Set problem: In full and without deviation, write out the entries that follow.

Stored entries
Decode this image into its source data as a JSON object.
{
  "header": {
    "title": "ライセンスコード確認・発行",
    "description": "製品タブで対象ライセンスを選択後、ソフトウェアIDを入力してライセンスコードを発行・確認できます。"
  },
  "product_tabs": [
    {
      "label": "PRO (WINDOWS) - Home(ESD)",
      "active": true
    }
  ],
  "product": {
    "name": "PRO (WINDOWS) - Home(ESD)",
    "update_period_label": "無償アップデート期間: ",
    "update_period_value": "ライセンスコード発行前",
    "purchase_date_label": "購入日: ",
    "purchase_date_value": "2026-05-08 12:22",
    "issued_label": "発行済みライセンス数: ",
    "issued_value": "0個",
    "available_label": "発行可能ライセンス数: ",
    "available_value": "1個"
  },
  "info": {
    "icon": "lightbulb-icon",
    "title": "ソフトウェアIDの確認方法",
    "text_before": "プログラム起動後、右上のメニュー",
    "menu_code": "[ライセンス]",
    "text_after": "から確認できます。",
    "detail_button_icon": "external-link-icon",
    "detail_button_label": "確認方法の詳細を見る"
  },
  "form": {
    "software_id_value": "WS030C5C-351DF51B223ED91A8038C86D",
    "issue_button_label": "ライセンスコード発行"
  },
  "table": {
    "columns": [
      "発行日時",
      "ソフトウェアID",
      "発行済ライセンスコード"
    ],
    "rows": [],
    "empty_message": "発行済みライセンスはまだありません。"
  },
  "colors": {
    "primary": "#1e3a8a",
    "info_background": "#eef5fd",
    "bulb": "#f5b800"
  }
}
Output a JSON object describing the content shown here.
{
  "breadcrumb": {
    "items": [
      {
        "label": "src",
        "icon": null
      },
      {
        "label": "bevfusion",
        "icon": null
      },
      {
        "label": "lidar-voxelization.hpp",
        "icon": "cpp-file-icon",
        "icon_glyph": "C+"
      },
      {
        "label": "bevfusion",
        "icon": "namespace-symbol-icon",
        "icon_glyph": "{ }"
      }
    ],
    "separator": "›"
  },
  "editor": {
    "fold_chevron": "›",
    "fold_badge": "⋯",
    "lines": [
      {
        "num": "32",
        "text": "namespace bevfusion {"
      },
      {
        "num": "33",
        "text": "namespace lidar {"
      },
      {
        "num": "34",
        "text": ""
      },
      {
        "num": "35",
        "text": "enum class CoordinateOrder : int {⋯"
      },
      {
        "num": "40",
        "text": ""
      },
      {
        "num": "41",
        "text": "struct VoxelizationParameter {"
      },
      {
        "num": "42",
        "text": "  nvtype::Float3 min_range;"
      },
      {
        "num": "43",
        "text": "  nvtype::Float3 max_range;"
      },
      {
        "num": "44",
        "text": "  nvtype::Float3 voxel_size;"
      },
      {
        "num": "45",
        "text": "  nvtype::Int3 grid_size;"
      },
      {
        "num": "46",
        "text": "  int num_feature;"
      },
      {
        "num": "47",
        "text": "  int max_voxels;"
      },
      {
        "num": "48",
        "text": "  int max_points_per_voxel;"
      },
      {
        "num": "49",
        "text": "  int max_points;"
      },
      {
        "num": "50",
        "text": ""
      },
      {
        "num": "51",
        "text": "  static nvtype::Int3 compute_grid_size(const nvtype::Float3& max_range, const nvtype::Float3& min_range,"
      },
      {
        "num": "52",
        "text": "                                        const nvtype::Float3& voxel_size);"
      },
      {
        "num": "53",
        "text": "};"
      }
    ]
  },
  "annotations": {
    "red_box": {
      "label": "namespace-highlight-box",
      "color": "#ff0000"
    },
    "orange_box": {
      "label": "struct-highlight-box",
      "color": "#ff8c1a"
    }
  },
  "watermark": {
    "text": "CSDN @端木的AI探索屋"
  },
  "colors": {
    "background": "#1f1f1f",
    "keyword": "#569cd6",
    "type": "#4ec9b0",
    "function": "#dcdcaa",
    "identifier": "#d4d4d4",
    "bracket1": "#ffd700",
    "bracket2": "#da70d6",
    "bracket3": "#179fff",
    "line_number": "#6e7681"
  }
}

Task result:
Decode this image into its source data as a JSON object.
{
  "header": {
    "title": "ライセンスコード確認・発行",
    "description": "製品タブで対象ライセンスを選択後、ソフトウェアIDを入力してライセンスコードを発行・確認できます。"
  },
  "product_tabs": [
    {
      "label": "PRO (WINDOWS) - Home(ESD)",
      "active": true
    }
  ],
  "product": {
    "name": "PRO (WINDOWS) - Home(ESD)",
    "update_period_label": "無償アップデート期間: ",
    "update_period_value": "ライセンスコード発行前",
    "purchase_date_label": "購入日: ",
    "purchase_date_value": "2026-05-08 12:22",
    "issued_label": "発行済みライセンス数: ",
    "issued_value": "0個",
    "available_label": "発行可能ライセンス数: ",
    "available_value": "1個"
  },
  "info": {
    "icon": "lightbulb-icon",
    "title": "ソフトウェアIDの確認方法",
    "text_before": "プログラム起動後、右上のメニュー",
    "menu_code": "[ライセンス]",
    "text_after": "から確認できます。",
    "detail_button_icon": "external-link-icon",
    "detail_button_label": "確認方法の詳細を見る"
  },
  "form": {
    "software_id_value": "WS030C5C-351DF51B223ED91A8038C86D",
    "issue_button_label": "ライセンスコード発行"
  },
  "table": {
    "columns": [
      "発行日時",
      "ソフトウェアID",
      "発行済ライセンスコード"
    ],
    "rows": [],
    "empty_message": "発行済みライセンスはまだありません。"
  },
  "colors": {
    "primary": "#1e3a8a",
    "info_background": "#eef5fd",
    "bulb": "#f5b800"
  }
}
Output a JSON object describing the content shown here.
{
  "breadcrumb": {
    "items": [
      {
        "label": "src",
        "icon": null
      },
      {
        "label": "bevfusion",
        "icon": null
      },
      {
        "label": "lidar-voxelization.hpp",
        "icon": "cpp-file-icon",
        "icon_glyph": "C+"
      },
      {
        "label": "bevfusion",
        "icon": "namespace-symbol-icon",
        "icon_glyph": "{ }"
      }
    ],
    "separator": "›"
  },
  "editor": {
    "fold_chevron": "›",
    "fold_badge": "⋯",
    "lines": [
      {
        "num": "32",
        "text": "namespace bevfusion {"
      },
      {
        "num": "33",
        "text": "namespace lidar {"
      },
      {
        "num": "34",
        "text": ""
      },
      {
        "num": "35",
        "text": "enum class CoordinateOrder : int {⋯"
      },
      {
        "num": "40",
        "text": ""
      },
      {
        "num": "41",
        "text": "struct VoxelizationParameter {"
      },
      {
        "num": "42",
        "text": "  nvtype::Float3 min_range;"
      },
      {
        "num": "43",
        "text": "  nvtype::Float3 max_range;"
      },
      {
        "num": "44",
        "text": "  nvtype::Float3 voxel_size;"
      },
      {
        "num": "45",
        "text": "  nvtype::Int3 grid_size;"
      },
      {
        "num": "46",
        "text": "  int num_feature;"
      },
      {
        "num": "47",
        "text": "  int max_voxels;"
      },
      {
        "num": "48",
        "text": "  int max_points_per_voxel;"
      },
      {
        "num": "49",
        "text": "  int max_points;"
      },
      {
        "num": "50",
        "text": ""
      },
      {
        "num": "51",
        "text": "  static nvtype::Int3 compute_grid_size(const nvtype::Float3& max_range, const nvtype::Float3& min_range,"
      },
      {
        "num": "52",
        "text": "                                        const nvtype::Float3& voxel_size);"
      },
      {
        "num": "53",
        "text": "};"
      }
    ]
  },
  "annotations": {
    "red_box": {
      "label": "namespace-highlight-box",
      "color": "#ff0000"
    },
    "orange_box": {
      "label": "struct-highlight-box",
      "color": "#ff8c1a"
    }
  },
  "watermark": {
    "text": "CSDN @端木的AI探索屋"
  },
  "colors": {
    "background": "#1f1f1f",
    "keyword": "#569cd6",
    "type": "#4ec9b0",
    "function": "#dcdcaa",
    "identifier": "#d4d4d4",
    "bracket1": "#ffd700",
    "bracket2": "#da70d6",
    "bracket3": "#179fff",
    "line_number": "#6e7681"
  }
}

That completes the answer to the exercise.